#### [Task objective]
Copy down all of the data underneath, exactly as shown.

#### [Dataset records]
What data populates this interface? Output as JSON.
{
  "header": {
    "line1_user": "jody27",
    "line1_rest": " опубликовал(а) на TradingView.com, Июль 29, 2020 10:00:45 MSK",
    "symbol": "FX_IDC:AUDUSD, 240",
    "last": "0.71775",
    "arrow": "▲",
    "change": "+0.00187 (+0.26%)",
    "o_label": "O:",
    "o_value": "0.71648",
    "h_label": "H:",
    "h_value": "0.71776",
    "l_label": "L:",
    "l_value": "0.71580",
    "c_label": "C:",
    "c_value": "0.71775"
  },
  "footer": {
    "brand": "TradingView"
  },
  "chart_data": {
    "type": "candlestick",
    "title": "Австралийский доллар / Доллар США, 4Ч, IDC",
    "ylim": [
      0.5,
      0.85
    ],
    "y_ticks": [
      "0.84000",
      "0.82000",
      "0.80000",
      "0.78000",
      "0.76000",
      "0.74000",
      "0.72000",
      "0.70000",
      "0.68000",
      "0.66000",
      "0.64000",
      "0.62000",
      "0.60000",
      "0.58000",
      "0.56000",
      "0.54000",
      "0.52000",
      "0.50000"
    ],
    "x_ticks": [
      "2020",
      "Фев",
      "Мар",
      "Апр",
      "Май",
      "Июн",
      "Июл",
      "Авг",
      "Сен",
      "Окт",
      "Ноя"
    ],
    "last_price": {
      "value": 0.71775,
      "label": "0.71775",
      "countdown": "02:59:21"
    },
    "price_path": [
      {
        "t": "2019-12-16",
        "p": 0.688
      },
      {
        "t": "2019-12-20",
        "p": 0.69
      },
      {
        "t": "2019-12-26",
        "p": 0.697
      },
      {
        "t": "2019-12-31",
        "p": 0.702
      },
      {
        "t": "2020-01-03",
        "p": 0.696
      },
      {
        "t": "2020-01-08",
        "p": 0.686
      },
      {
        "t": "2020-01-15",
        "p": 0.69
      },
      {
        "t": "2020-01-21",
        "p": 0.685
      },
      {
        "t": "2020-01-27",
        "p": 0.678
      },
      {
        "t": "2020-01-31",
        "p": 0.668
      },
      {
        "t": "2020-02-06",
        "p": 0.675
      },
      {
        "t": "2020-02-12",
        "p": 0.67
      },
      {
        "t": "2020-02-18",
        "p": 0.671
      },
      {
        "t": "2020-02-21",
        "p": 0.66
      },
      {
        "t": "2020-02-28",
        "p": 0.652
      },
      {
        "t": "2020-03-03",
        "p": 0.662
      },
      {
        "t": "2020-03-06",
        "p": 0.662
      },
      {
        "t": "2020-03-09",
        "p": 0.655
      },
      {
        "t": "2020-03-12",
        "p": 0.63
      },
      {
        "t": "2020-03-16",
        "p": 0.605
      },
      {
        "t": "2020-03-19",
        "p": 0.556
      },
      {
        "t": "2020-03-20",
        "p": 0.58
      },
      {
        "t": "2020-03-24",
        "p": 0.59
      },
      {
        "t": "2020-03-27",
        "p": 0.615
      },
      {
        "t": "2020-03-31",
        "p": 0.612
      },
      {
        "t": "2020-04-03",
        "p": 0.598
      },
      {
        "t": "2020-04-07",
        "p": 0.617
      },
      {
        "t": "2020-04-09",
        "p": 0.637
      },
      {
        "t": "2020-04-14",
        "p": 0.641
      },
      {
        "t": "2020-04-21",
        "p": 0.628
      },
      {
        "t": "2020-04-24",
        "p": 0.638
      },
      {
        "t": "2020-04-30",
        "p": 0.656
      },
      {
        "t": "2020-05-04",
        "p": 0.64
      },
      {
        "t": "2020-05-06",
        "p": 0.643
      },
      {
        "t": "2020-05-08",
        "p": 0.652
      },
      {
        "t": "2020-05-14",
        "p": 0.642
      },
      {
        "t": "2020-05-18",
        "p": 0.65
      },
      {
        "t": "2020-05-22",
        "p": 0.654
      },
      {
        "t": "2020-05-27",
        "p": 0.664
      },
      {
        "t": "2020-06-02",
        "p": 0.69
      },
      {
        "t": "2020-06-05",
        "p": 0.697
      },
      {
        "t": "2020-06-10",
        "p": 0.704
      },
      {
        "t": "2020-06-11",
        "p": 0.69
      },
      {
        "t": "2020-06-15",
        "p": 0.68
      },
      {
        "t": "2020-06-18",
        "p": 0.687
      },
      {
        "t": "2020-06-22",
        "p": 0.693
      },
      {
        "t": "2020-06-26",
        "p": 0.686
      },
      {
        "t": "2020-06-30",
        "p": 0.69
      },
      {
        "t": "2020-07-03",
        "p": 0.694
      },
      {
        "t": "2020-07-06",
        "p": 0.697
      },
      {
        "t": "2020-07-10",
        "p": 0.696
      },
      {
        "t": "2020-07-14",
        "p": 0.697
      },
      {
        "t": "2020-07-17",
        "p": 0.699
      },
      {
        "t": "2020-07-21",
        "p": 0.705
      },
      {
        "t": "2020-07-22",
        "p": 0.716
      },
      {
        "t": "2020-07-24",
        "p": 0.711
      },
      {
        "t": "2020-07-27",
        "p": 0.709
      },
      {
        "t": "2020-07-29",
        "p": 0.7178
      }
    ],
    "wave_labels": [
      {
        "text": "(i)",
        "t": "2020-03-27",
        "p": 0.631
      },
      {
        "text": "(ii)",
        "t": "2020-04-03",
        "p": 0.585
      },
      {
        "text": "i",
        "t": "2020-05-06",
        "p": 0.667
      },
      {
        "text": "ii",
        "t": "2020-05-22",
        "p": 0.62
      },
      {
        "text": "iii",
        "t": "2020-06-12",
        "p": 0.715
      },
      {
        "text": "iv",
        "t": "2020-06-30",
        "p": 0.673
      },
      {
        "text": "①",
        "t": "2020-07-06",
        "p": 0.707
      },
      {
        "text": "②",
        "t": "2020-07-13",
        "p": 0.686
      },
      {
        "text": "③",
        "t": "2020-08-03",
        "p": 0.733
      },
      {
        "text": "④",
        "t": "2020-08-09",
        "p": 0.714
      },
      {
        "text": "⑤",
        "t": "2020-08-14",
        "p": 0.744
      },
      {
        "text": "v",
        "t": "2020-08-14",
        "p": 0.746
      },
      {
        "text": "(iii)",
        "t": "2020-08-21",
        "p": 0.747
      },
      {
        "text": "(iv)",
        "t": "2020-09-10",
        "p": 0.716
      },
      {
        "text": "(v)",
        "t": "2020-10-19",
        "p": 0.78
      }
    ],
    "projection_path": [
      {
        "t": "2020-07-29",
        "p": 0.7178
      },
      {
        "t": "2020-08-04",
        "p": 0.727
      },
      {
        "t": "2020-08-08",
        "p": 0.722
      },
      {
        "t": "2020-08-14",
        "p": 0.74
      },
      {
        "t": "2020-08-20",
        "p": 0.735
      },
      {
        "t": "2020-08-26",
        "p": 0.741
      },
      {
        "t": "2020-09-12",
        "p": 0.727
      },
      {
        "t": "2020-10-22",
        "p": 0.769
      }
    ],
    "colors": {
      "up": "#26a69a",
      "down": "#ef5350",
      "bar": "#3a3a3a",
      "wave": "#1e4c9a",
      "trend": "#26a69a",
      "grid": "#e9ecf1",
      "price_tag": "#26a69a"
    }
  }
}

#### [Response to this task]
What data populates this interface? Output as JSON.
{
  "header": {
    "line1_user": "jody27",
    "line1_rest": " опубликовал(а) на TradingView.com, Июль 29, 2020 10:00:45 MSK",
    "symbol": "FX_IDC:AUDUSD, 240",
    "last": "0.71775",
    "arrow": "▲",
    "change": "+0.00187 (+0.26%)",
    "o_label": "O:",
    "o_value": "0.71648",
    "h_label": "H:",
    "h_value": "0.71776",
    "l_label": "L:",
    "l_value": "0.71580",
    "c_label": "C:",
    "c_value": "0.71775"
  },
  "footer": {
    "brand": "TradingView"
  },
  "chart_data": {
    "type": "candlestick",
    "title": "Австралийский доллар / Доллар США, 4Ч, IDC",
    "ylim": [
      0.5,
      0.85
    ],
    "y_ticks": [
      "0.84000",
      "0.82000",
      "0.80000",
      "0.78000",
      "0.76000",
      "0.74000",
      "0.72000",
      "0.70000",
      "0.68000",
      "0.66000",
      "0.64000",
      "0.62000",
      "0.60000",
      "0.58000",
      "0.56000",
      "0.54000",
      "0.52000",
      "0.50000"
    ],
    "x_ticks": [
      "2020",
      "Фев",
      "Мар",
      "Апр",
      "Май",
      "Июн",
      "Июл",
      "Авг",
      "Сен",
      "Окт",
      "Ноя"
    ],
    "last_price": {
      "value": 0.71775,
      "label": "0.71775",
      "countdown": "02:59:21"
    },
    "price_path": [
      {
        "t": "2019-12-16",
        "p": 0.688
      },
      {
        "t": "2019-12-20",
        "p": 0.69
      },
      {
        "t": "2019-12-26",
        "p": 0.697
      },
      {
        "t": "2019-12-31",
        "p": 0.702
      },
      {
        "t": "2020-01-03",
        "p": 0.696
      },
      {
        "t": "2020-01-08",
        "p": 0.686
      },
      {
        "t": "2020-01-15",
        "p": 0.69
      },
      {
        "t": "2020-01-21",
        "p": 0.685
      },
      {
        "t": "2020-01-27",
        "p": 0.678
      },
      {
        "t": "2020-01-31",
        "p": 0.668
      },
      {
        "t": "2020-02-06",
        "p": 0.675
      },
      {
        "t": "2020-02-12",
        "p": 0.67
      },
      {
        "t": "2020-02-18",
        "p": 0.671
      },
      {
        "t": "2020-02-21",
        "p": 0.66
      },
      {
        "t": "2020-02-28",
        "p": 0.652
      },
      {
        "t": "2020-03-03",
        "p": 0.662
      },
      {
        "t": "2020-03-06",
        "p": 0.662
      },
      {
        "t": "2020-03-09",
        "p": 0.655
      },
      {
        "t": "2020-03-12",
        "p": 0.63
      },
      {
        "t": "2020-03-16",
        "p": 0.605
      },
      {
        "t": "2020-03-19",
        "p": 0.556
      },
      {
        "t": "2020-03-20",
        "p": 0.58
      },
      {
        "t": "2020-03-24",
        "p": 0.59
      },
      {
        "t": "2020-03-27",
        "p": 0.615
      },
      {
        "t": "2020-03-31",
        "p": 0.612
      },
      {
        "t": "2020-04-03",
        "p": 0.598
      },
      {
        "t": "2020-04-07",
        "p": 0.617
      },
      {
        "t": "2020-04-09",
        "p": 0.637
      },
      {
        "t": "2020-04-14",
        "p": 0.641
      },
      {
        "t": "2020-04-21",
        "p": 0.628
      },
      {
        "t": "2020-04-24",
        "p": 0.638
      },
      {
        "t": "2020-04-30",
        "p": 0.656
      },
      {
        "t": "2020-05-04",
        "p": 0.64
      },
      {
        "t": "2020-05-06",
        "p": 0.643
      },
      {
        "t": "2020-05-08",
        "p": 0.652
      },
      {
        "t": "2020-05-14",
        "p": 0.642
      },
      {
        "t": "2020-05-18",
        "p": 0.65
      },
      {
        "t": "2020-05-22",
        "p": 0.654
      },
      {
        "t": "2020-05-27",
        "p": 0.664
      },
      {
        "t": "2020-06-02",
        "p": 0.69
      },
      {
        "t": "2020-06-05",
        "p": 0.697
      },
      {
        "t": "2020-06-10",
        "p": 0.704
      },
      {
        "t": "2020-06-11",
        "p": 0.69
      },
      {
        "t": "2020-06-15",
        "p": 0.68
      },
      {
        "t": "2020-06-18",
        "p": 0.687
      },
      {
        "t": "2020-06-22",
        "p": 0.693
      },
      {
        "t": "2020-06-26",
        "p": 0.686
      },
      {
        "t": "2020-06-30",
        "p": 0.69
      },
      {
        "t": "2020-07-03",
        "p": 0.694
      },
      {
        "t": "2020-07-06",
        "p": 0.697
      },
      {
        "t": "2020-07-10",
        "p": 0.696
      },
      {
        "t": "2020-07-14",
        "p": 0.697
      },
      {
        "t": "2020-07-17",
        "p": 0.699
      },
      {
        "t": "2020-07-21",
        "p": 0.705
      },
      {
        "t": "2020-07-22",
        "p": 0.716
      },
      {
        "t": "2020-07-24",
        "p": 0.711
      },
      {
        "t": "2020-07-27",
        "p": 0.709
      },
      {
        "t": "2020-07-29",
        "p": 0.7178
      }
    ],
    "wave_labels": [
      {
        "text": "(i)",
        "t": "2020-03-27",
        "p": 0.631
      },
      {
        "text": "(ii)",
        "t": "2020-04-03",
        "p": 0.585
      },
      {
        "text": "i",
        "t": "2020-05-06",
        "p": 0.667
      },
      {
        "text": "ii",
        "t": "2020-05-22",
        "p": 0.62
      },
      {
        "text": "iii",
        "t": "2020-06-12",
        "p": 0.715
      },
      {
        "text": "iv",
        "t": "2020-06-30",
        "p": 0.673
      },
      {
        "text": "①",
        "t": "2020-07-06",
        "p": 0.707
      },
      {
        "text": "②",
        "t": "2020-07-13",
        "p": 0.686
      },
      {
        "text": "③",
        "t": "2020-08-03",
        "p": 0.733
      },
      {
        "text": "④",
        "t": "2020-08-09",
        "p": 0.714
      },
      {
        "text": "⑤",
        "t": "2020-08-14",
        "p": 0.744
      },
      {
        "text": "v",
        "t": "2020-08-14",
        "p": 0.746
      },
      {
        "text": "(iii)",
        "t": "2020-08-21",
        "p": 0.747
      },
      {
        "text": "(iv)",
        "t": "2020-09-10",
        "p": 0.716
      },
      {
        "text": "(v)",
        "t": "2020-10-19",
        "p": 0.78
      }
    ],
    "projection_path": [
      {
        "t": "2020-07-29",
        "p": 0.7178
      },
      {
        "t": "2020-08-04",
        "p": 0.727
      },
      {
        "t": "2020-08-08",
        "p": 0.722
      },
      {
        "t": "2020-08-14",
        "p": 0.74
      },
      {
        "t": "2020-08-20",
        "p": 0.735
      },
      {
        "t": "2020-08-26",
        "p": 0.741
      },
      {
        "t": "2020-09-12",
        "p": 0.727
      },
      {
        "t": "2020-10-22",
        "p": 0.769
      }
    ],
    "colors": {
      "up": "#26a69a",
      "down": "#ef5350",
      "bar": "#3a3a3a",
      "wave": "#1e4c9a",
      "trend": "#26a69a",
      "grid": "#e9ecf1",
      "price_tag": "#26a69a"
    }
  }
}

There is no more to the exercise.